▶ Aim of the exercise: Extract each line where the string "фразу" shows up.

▶ Source material:
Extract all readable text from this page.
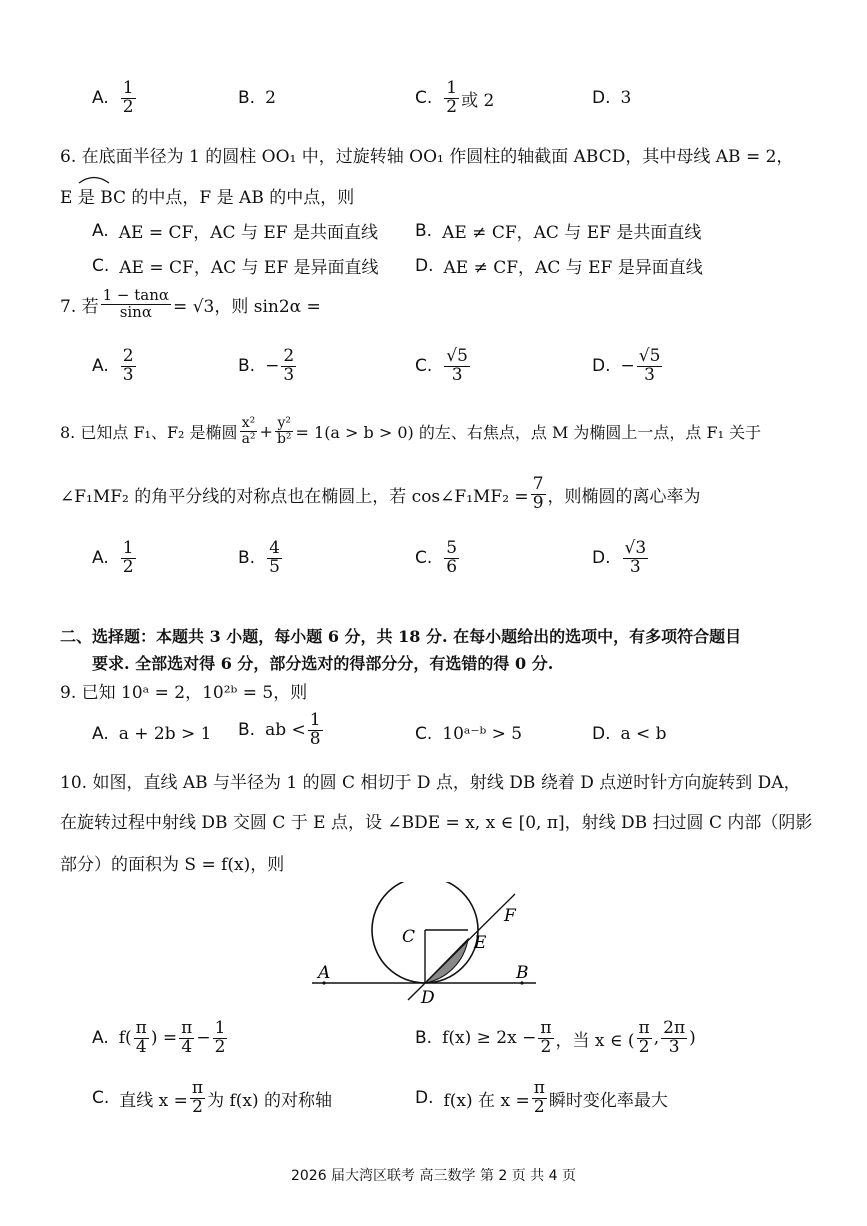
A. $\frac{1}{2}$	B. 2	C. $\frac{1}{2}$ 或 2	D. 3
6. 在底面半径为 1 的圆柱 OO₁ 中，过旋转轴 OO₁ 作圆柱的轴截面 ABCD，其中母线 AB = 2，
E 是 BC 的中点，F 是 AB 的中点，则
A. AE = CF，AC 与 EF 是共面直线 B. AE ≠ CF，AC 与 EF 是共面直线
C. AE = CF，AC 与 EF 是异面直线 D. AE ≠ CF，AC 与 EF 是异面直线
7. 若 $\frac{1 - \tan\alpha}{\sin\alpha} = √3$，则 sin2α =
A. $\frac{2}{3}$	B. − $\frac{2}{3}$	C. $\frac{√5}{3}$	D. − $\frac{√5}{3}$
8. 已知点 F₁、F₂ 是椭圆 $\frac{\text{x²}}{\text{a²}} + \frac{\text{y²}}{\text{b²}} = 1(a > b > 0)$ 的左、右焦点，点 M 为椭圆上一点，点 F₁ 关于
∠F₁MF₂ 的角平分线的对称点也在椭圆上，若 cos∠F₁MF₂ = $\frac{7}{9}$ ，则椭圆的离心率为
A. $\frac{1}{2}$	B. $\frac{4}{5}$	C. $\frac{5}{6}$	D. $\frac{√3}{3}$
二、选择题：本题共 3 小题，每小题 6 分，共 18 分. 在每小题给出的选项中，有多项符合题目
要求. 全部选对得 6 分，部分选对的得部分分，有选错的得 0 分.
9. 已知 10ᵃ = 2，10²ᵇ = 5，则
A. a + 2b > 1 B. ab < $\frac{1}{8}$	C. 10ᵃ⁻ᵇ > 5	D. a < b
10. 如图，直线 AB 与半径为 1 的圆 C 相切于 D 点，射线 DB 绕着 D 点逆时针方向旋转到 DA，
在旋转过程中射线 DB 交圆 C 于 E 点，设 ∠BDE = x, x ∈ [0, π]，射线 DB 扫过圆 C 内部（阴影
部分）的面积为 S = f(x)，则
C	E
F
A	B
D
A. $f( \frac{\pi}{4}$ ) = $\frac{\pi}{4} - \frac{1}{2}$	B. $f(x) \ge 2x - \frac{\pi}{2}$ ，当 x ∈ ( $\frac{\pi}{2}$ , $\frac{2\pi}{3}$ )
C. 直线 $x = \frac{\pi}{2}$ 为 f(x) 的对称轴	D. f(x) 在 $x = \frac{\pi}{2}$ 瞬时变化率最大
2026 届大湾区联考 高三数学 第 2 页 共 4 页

* * *

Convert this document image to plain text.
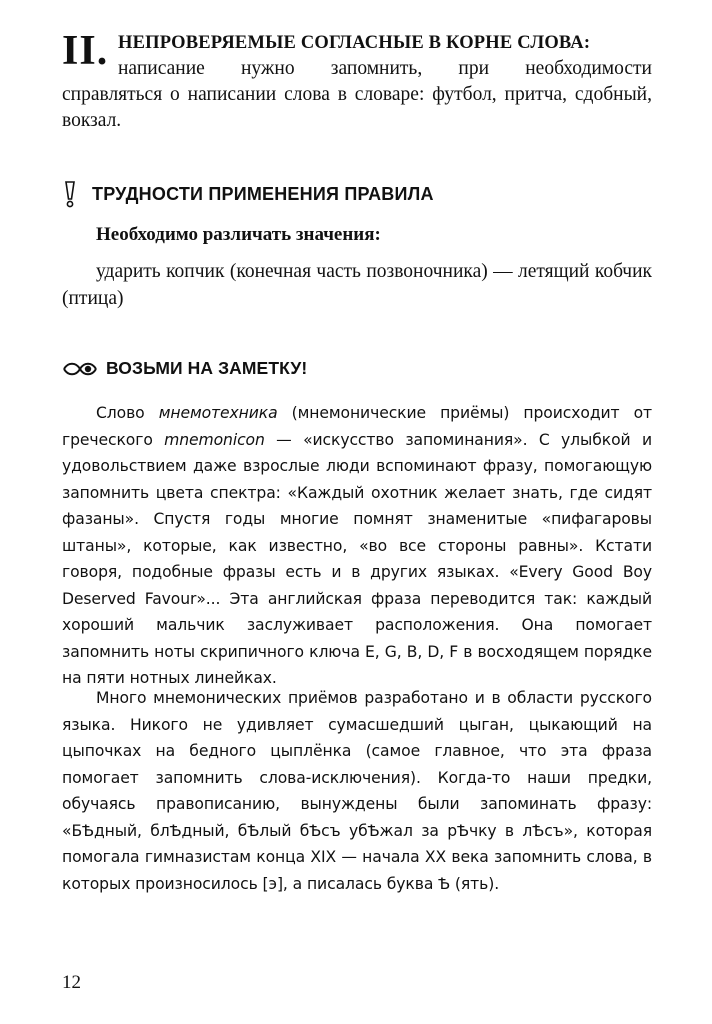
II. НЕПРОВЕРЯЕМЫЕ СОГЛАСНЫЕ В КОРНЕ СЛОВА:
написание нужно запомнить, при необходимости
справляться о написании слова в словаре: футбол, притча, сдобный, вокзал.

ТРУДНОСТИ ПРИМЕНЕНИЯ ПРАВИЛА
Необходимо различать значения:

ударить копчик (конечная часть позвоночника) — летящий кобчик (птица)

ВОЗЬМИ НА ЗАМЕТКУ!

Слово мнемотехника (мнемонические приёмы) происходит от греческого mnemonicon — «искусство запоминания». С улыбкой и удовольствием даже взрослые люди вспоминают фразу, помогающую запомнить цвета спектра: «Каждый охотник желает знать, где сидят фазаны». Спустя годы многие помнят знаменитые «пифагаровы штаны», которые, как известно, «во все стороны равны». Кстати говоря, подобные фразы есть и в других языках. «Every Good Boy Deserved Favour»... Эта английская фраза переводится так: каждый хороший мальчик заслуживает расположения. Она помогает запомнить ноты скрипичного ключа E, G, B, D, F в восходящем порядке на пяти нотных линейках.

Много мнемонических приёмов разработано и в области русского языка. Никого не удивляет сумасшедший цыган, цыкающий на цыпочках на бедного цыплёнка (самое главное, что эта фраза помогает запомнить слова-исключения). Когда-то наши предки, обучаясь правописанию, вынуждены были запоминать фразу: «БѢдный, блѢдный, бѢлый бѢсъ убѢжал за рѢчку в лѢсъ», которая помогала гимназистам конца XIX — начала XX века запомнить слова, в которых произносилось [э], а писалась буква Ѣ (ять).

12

▶ Written response:
Слово мнемотехника (мнемонические приёмы) происходит от греческого mnemonicon — «искусство запоминания». С улыбкой и удовольствием даже взрослые люди вспоминают фразу, помогающую запомнить цвета спектра: «Каждый охотник желает знать, где сидят фазаны». Спустя годы многие помнят знаменитые «пифагаровы штаны», которые, как известно, «во все стороны равны». Кстати говоря, подобные фразы есть и в других языках. «Every Good Boy Deserved Favour»... Эта английская фраза переводится так: каждый хороший мальчик заслуживает расположения. Она помогает запомнить ноты скрипичного ключа E, G, B, D, F в восходящем порядке на пяти нотных линейках.
Много мнемонических приёмов разработано и в области русского языка. Никого не удивляет сумасшедший цыган, цыкающий на цыпочках на бедного цыплёнка (самое главное, что эта фраза помогает запомнить слова-исключения). Когда-то наши предки, обучаясь правописанию, вынуждены были запоминать фразу: «БѢдный, блѢдный, бѢлый бѢсъ убѢжал за рѢчку в лѢсъ», которая помогала гимназистам конца XIX — начала XX века запомнить слова, в которых произносилось [э], а писалась буква Ѣ (ять).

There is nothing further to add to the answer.